Earlier this year, UC Davis Interim Chancellor Ralph Hexter convened a working group composed of faculty, staff and students to consider how the campus can ensure freedom of expression, personal safety, and security of campus facilities while promoting an environment where all members of the community feel safe, valued, respected and heard.

The group established an online submission form for comments, ideas and opinions, including the option to submit anonymously. Their final recommendations were delivered to Hexter, offering a blueprint to allowing free expression while maintaining safety.

“Our obligation to uphold First Amendment freedoms is essential in our democracy and on our campus,” Hexter said. “While all expression is subject to time, place and manner restrictions, it cannot include silencing or blocking speakers, even if we disagree with what is being said. I appreciate the commitment demonstrated by the working group to gather feedback from a wide range of our campus community.”

→ **OBJECTIVE**
Duplicate the part of the UC Davis free expression text from "Earlier this year, UC" to "respected and heard.". The records that follow come from a different source than the text.

→ **ENTRIES SUPPLIED**

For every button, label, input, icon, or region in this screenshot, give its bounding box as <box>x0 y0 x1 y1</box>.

...

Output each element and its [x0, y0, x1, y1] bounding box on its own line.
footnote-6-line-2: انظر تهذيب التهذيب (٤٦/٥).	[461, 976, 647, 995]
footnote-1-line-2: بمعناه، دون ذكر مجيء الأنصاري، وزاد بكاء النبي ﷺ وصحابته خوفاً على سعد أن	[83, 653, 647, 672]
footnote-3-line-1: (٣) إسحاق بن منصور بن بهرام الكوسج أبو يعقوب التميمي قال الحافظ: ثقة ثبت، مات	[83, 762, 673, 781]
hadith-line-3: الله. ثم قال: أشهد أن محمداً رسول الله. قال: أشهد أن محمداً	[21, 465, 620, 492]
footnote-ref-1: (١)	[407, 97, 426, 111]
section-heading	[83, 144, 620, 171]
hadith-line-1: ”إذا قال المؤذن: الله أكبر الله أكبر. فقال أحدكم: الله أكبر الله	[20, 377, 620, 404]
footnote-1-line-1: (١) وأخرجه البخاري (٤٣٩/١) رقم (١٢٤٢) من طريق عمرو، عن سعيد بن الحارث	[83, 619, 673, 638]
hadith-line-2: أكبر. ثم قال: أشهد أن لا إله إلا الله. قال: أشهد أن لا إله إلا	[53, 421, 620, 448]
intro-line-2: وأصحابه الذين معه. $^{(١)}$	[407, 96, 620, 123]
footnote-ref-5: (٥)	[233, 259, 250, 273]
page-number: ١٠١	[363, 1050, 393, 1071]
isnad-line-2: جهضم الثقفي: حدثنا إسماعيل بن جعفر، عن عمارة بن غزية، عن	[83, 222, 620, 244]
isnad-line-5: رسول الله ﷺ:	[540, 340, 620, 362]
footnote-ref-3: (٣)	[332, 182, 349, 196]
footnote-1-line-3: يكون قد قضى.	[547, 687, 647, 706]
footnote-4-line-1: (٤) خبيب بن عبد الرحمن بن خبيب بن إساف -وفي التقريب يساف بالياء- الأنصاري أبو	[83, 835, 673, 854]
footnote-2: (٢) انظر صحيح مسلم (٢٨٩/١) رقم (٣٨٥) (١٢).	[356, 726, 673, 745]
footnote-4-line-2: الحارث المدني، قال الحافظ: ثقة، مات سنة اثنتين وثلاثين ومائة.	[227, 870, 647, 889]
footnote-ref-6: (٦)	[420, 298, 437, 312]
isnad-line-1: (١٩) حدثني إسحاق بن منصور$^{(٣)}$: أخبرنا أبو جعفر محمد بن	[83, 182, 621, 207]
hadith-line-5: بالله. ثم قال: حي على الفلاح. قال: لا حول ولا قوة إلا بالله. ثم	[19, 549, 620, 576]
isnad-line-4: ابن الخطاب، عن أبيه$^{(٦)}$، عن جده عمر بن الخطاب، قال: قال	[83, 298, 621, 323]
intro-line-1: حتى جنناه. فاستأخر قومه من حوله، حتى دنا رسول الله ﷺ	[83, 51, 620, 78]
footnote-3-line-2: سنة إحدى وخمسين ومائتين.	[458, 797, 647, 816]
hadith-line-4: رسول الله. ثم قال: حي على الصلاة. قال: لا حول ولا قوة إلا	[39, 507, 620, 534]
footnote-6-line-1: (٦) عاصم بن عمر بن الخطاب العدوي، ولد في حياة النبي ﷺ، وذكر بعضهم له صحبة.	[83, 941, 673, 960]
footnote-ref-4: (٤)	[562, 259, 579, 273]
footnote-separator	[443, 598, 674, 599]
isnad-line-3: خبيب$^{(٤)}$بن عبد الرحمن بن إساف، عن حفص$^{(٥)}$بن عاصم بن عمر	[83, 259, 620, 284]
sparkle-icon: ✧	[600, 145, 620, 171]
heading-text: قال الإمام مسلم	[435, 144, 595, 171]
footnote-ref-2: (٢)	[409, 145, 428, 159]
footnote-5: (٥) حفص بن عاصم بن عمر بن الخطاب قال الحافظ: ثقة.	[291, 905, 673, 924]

* * *

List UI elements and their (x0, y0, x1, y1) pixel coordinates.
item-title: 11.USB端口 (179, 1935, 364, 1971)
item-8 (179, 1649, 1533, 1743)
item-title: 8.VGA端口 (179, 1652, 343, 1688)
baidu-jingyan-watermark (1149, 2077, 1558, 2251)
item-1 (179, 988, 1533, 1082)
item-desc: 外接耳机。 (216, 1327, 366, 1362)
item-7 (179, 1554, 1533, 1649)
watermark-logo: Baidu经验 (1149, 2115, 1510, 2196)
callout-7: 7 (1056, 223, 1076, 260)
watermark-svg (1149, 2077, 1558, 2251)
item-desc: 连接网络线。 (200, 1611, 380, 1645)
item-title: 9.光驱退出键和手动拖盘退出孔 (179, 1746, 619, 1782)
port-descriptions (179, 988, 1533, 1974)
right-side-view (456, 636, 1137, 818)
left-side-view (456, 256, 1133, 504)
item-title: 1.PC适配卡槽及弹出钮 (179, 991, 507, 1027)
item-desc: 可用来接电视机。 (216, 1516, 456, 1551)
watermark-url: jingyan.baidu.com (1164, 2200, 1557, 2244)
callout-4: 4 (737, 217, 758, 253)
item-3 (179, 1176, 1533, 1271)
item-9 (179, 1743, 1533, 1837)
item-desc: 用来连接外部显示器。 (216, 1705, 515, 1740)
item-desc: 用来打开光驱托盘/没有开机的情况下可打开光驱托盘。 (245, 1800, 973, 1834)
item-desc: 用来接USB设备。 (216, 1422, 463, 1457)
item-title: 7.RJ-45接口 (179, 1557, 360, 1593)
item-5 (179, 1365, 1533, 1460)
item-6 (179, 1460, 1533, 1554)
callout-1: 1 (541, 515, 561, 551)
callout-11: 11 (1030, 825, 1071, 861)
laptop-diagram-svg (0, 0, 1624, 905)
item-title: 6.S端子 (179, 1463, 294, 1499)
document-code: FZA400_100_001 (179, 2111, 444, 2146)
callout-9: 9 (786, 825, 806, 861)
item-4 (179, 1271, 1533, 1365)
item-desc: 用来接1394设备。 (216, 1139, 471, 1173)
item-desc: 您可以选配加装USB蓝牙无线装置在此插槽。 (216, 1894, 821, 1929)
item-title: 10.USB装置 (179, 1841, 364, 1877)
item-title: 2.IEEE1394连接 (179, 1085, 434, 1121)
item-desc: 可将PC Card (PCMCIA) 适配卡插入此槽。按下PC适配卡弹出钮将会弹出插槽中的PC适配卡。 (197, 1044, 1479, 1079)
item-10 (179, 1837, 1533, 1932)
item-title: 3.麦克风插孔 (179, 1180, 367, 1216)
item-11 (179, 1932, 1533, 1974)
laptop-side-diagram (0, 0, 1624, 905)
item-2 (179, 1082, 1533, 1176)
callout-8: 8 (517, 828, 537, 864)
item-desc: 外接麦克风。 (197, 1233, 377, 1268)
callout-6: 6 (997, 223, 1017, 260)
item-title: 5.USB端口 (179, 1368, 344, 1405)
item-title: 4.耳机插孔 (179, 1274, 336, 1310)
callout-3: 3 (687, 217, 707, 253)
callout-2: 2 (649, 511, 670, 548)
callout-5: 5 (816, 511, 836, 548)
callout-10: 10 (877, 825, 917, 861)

→ **TASK SOLUTION**
Earlier this year, UC Davis Interim Chancellor Ralph Hexter convened a working group composed of faculty, staff and students to consider how the campus can ensure freedom of expression, personal safety, and security of campus facilities while promoting an environment where all members of the community feel safe, valued, respected and heard.